__Directive__
Copy out every line in the entries below that includes "лица".
## start Information supplied
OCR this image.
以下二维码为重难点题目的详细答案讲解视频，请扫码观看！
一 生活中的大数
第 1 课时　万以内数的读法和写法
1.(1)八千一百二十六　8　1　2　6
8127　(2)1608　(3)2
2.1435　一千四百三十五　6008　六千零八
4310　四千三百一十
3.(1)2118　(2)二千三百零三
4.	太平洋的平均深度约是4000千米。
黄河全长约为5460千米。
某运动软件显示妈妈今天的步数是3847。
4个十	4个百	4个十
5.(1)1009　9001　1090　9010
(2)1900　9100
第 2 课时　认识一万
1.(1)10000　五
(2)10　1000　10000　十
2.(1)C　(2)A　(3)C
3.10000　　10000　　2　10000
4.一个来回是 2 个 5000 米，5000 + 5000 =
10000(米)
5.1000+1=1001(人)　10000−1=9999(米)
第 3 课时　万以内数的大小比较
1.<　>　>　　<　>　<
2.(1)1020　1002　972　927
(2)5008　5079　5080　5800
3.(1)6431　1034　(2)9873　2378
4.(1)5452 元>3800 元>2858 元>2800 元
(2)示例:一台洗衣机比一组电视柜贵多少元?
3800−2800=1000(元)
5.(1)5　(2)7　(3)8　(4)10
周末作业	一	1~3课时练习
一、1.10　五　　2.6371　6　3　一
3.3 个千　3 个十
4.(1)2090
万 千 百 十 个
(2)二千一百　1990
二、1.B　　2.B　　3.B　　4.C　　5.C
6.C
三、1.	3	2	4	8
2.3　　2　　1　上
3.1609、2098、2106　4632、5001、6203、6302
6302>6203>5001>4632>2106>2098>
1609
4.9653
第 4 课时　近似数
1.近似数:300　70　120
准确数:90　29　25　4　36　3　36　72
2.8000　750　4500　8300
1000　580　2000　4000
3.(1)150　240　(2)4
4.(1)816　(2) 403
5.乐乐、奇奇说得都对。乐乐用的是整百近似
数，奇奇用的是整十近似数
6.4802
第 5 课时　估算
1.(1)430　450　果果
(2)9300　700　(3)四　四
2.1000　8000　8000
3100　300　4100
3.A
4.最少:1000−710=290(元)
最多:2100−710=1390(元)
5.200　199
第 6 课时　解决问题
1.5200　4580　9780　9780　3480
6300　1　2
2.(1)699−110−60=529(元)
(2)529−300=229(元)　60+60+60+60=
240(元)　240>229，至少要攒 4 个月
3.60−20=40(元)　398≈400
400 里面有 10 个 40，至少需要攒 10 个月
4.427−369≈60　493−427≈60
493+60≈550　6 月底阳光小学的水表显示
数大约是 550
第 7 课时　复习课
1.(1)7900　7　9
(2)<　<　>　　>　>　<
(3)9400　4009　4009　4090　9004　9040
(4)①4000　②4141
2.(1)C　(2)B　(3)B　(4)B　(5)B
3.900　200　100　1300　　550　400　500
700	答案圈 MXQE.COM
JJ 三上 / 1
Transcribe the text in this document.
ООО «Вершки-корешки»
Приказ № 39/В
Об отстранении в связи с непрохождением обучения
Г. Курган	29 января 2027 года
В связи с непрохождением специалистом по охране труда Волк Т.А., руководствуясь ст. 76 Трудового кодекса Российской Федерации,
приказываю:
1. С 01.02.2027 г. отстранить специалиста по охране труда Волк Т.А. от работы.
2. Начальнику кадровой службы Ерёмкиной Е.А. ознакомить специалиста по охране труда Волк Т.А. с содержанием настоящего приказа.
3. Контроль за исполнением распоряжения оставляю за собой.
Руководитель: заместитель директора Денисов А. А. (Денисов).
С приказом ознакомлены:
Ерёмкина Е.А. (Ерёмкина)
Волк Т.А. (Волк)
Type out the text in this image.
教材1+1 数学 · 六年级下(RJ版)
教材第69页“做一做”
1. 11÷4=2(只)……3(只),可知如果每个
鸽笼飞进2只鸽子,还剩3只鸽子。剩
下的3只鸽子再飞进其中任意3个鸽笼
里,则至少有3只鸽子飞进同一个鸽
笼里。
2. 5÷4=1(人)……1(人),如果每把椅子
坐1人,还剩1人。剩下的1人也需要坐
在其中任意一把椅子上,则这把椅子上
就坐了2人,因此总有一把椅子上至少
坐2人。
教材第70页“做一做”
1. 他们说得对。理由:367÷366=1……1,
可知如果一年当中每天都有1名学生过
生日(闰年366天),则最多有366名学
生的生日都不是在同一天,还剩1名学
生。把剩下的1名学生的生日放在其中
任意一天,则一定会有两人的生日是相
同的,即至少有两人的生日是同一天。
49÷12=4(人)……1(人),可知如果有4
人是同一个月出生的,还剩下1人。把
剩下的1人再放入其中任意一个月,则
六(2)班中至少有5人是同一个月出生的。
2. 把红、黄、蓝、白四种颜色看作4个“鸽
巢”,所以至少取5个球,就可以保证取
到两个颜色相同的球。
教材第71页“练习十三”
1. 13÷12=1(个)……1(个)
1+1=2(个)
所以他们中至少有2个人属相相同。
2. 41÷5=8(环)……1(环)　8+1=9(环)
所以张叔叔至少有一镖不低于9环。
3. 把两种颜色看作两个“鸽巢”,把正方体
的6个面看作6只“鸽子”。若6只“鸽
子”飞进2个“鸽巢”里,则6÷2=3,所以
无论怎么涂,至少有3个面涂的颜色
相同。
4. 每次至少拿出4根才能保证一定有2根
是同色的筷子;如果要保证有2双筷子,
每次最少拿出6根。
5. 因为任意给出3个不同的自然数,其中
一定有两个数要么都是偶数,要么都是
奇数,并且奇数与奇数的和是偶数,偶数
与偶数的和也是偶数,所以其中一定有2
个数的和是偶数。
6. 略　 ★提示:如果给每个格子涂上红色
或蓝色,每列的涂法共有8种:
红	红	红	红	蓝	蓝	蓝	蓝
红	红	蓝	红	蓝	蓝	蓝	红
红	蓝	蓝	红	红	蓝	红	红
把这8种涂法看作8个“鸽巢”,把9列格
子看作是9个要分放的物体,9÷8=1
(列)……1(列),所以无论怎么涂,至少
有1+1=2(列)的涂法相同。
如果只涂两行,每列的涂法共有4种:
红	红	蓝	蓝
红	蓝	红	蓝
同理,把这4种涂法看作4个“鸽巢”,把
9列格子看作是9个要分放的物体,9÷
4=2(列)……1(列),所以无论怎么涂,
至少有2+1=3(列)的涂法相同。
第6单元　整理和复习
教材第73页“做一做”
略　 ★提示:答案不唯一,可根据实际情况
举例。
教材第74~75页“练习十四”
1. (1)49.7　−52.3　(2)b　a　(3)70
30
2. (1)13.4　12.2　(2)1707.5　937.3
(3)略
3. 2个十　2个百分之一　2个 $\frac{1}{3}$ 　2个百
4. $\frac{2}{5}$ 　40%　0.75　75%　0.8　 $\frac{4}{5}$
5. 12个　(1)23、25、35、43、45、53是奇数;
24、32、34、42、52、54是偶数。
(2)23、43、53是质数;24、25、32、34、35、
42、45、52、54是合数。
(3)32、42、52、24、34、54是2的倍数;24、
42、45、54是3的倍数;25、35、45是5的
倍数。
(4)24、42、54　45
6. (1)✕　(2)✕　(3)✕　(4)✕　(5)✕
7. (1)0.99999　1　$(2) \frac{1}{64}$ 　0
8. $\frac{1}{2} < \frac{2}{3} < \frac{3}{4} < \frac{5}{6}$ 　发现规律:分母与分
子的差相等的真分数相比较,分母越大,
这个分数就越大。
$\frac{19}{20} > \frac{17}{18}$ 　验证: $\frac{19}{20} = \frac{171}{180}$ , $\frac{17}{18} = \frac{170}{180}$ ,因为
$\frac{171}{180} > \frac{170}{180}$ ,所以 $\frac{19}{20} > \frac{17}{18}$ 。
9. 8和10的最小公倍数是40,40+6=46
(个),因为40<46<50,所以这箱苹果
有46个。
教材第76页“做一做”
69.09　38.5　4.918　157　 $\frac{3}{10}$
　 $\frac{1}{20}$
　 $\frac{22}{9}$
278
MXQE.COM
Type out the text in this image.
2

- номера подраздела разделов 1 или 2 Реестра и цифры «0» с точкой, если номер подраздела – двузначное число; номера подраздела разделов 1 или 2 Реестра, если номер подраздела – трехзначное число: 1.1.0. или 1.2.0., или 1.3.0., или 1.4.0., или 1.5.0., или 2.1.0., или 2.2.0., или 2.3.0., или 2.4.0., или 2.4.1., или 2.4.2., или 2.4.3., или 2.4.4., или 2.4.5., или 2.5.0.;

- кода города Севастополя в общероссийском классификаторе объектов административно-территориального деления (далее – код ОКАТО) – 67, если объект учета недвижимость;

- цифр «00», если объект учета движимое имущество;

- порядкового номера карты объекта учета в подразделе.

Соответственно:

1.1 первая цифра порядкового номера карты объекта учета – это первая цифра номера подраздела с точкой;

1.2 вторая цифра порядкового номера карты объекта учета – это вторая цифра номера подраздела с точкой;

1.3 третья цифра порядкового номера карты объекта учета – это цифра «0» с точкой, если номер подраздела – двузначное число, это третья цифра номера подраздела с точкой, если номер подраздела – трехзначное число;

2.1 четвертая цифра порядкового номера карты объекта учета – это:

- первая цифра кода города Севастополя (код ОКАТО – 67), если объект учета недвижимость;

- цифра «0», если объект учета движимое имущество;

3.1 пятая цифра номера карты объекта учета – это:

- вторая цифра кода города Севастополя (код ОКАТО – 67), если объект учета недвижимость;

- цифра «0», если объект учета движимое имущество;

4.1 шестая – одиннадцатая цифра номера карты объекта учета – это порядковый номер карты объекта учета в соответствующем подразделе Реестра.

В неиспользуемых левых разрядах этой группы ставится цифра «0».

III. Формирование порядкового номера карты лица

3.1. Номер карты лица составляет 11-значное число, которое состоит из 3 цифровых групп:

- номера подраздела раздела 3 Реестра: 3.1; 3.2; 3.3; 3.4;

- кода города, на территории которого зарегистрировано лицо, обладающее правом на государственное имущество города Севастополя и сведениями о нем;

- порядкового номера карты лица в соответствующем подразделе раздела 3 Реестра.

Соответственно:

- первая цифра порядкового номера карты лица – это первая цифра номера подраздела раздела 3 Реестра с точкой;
## end Information supplied
__Answer to this task__
III. Формирование порядкового номера карты лица
3.1. Номер карты лица составляет 11-значное число, которое состоит из 3 цифровых групп:
- порядкового номера карты лица в соответствующем подразделе раздела 3 Реестра.
- первая цифра порядкового номера карты лица – это первая цифра номера подраздела раздела 3 Реестра с точкой;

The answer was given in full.